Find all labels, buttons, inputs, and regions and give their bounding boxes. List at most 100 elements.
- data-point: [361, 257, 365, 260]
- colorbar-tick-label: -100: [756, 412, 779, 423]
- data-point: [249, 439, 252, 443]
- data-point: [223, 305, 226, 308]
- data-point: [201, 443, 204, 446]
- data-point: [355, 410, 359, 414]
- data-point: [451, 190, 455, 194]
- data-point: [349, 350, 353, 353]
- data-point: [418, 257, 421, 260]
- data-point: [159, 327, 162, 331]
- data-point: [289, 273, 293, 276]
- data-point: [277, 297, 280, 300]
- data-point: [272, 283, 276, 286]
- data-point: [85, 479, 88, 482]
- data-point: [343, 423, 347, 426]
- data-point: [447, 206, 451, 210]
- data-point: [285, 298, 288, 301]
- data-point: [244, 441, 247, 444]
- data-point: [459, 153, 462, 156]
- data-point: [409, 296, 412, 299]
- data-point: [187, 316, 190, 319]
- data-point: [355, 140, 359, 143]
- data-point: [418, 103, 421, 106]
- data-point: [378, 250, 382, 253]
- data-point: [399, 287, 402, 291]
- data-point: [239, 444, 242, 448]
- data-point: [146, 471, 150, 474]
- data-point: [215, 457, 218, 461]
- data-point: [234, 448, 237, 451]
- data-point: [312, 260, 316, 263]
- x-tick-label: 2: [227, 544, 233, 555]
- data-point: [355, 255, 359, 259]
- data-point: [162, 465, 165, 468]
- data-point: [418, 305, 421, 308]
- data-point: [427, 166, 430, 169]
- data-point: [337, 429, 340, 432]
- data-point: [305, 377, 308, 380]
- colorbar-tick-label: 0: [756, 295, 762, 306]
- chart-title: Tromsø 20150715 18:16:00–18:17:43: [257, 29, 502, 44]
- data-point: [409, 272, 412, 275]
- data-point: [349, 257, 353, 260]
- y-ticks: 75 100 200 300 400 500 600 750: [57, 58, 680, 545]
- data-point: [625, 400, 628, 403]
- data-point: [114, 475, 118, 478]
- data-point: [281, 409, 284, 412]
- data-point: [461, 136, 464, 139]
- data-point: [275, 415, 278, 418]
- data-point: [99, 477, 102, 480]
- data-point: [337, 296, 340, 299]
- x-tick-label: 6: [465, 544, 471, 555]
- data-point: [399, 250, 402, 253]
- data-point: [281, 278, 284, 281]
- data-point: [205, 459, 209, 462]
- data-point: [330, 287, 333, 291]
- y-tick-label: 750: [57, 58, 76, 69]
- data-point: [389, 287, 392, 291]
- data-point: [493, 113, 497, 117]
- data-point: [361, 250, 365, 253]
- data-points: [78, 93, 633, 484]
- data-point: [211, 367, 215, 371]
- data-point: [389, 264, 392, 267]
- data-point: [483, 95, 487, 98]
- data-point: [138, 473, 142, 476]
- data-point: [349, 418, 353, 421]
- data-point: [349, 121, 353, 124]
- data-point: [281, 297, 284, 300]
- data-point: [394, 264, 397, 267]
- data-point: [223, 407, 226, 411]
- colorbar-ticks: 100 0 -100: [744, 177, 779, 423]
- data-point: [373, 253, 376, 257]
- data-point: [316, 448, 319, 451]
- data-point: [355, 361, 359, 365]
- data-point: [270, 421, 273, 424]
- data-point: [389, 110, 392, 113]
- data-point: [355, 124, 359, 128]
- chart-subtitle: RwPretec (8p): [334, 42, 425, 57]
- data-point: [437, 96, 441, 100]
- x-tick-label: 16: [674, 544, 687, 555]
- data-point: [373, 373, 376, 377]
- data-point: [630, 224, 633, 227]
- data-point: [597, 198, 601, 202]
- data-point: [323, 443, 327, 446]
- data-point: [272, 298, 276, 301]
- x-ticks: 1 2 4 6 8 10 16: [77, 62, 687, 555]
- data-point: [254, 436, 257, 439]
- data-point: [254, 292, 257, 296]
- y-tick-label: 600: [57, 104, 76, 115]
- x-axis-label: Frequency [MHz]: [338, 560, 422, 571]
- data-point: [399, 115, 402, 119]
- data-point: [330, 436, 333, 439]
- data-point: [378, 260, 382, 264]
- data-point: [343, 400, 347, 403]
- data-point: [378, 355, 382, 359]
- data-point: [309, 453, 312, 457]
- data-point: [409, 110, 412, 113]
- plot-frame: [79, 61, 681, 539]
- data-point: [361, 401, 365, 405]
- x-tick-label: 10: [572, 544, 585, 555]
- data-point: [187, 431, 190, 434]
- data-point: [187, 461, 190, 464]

★ ★ ★ ★ ★ ★ ★

**Prompt:**
Print every line of the material above verbatim, keeping the original order.

**Reply to the task:**
Find all labels, buttons, inputs, and regions and give their bounding boxes. List at most 100 elements.
- data-point: [361, 257, 365, 260]
- colorbar-tick-label: -100: [756, 412, 779, 423]
- data-point: [249, 439, 252, 443]
- data-point: [223, 305, 226, 308]
- data-point: [201, 443, 204, 446]
- data-point: [355, 410, 359, 414]
- data-point: [451, 190, 455, 194]
- data-point: [349, 350, 353, 353]
- data-point: [418, 257, 421, 260]
- data-point: [159, 327, 162, 331]
- data-point: [289, 273, 293, 276]
- data-point: [277, 297, 280, 300]
- data-point: [272, 283, 276, 286]
- data-point: [85, 479, 88, 482]
- data-point: [343, 423, 347, 426]
- data-point: [447, 206, 451, 210]
- data-point: [285, 298, 288, 301]
- data-point: [244, 441, 247, 444]
- data-point: [459, 153, 462, 156]
- data-point: [409, 296, 412, 299]
- data-point: [187, 316, 190, 319]
- data-point: [355, 140, 359, 143]
- data-point: [418, 103, 421, 106]
- data-point: [378, 250, 382, 253]
- data-point: [399, 287, 402, 291]
- data-point: [239, 444, 242, 448]
- data-point: [146, 471, 150, 474]
- data-point: [215, 457, 218, 461]
- data-point: [234, 448, 237, 451]
- data-point: [312, 260, 316, 263]
- x-tick-label: 2: [227, 544, 233, 555]
- data-point: [355, 255, 359, 259]
- data-point: [162, 465, 165, 468]
- data-point: [418, 305, 421, 308]
- data-point: [427, 166, 430, 169]
- data-point: [337, 429, 340, 432]
- data-point: [305, 377, 308, 380]
- colorbar-tick-label: 0: [756, 295, 762, 306]
- chart-title: Tromsø 20150715 18:16:00–18:17:43: [257, 29, 502, 44]
- data-point: [409, 272, 412, 275]
- data-point: [349, 257, 353, 260]
- y-ticks: 75 100 200 300 400 500 600 750: [57, 58, 680, 545]
- data-point: [625, 400, 628, 403]
- data-point: [114, 475, 118, 478]
- data-point: [281, 409, 284, 412]
- data-point: [461, 136, 464, 139]
- data-point: [275, 415, 278, 418]
- data-point: [99, 477, 102, 480]
- data-point: [337, 296, 340, 299]
- x-tick-label: 6: [465, 544, 471, 555]
- data-point: [399, 250, 402, 253]
- data-point: [281, 278, 284, 281]
- data-point: [205, 459, 209, 462]
- data-point: [330, 287, 333, 291]
- y-tick-label: 750: [57, 58, 76, 69]
- data-point: [389, 287, 392, 291]
- data-point: [493, 113, 497, 117]
- data-point: [361, 250, 365, 253]
- data-points: [78, 93, 633, 484]
- data-point: [211, 367, 215, 371]
- data-point: [389, 264, 392, 267]
- data-point: [483, 95, 487, 98]
- data-point: [138, 473, 142, 476]
- data-point: [349, 418, 353, 421]
- data-point: [349, 121, 353, 124]
- data-point: [281, 297, 284, 300]
- data-point: [394, 264, 397, 267]
- data-point: [223, 407, 226, 411]
- colorbar-ticks: 100 0 -100: [744, 177, 779, 423]
- data-point: [373, 253, 376, 257]
- data-point: [316, 448, 319, 451]
- data-point: [355, 361, 359, 365]
- data-point: [270, 421, 273, 424]
- data-point: [389, 110, 392, 113]
- data-point: [355, 124, 359, 128]
- chart-subtitle: RwPretec (8p): [334, 42, 425, 57]
- data-point: [437, 96, 441, 100]
- x-tick-label: 16: [674, 544, 687, 555]
- data-point: [373, 373, 376, 377]
- data-point: [630, 224, 633, 227]
- data-point: [597, 198, 601, 202]
- data-point: [323, 443, 327, 446]
- data-point: [272, 298, 276, 301]
- x-ticks: 1 2 4 6 8 10 16: [77, 62, 687, 555]
- data-point: [254, 436, 257, 439]
- data-point: [254, 292, 257, 296]
- y-tick-label: 600: [57, 104, 76, 115]
- x-axis-label: Frequency [MHz]: [338, 560, 422, 571]
- data-point: [399, 115, 402, 119]
- data-point: [330, 436, 333, 439]
- data-point: [378, 260, 382, 264]
- data-point: [343, 400, 347, 403]
- data-point: [378, 355, 382, 359]
- data-point: [309, 453, 312, 457]
- data-point: [409, 110, 412, 113]
- plot-frame: [79, 61, 681, 539]
- data-point: [361, 401, 365, 405]
- x-tick-label: 10: [572, 544, 585, 555]
- data-point: [187, 431, 190, 434]
- data-point: [187, 461, 190, 464]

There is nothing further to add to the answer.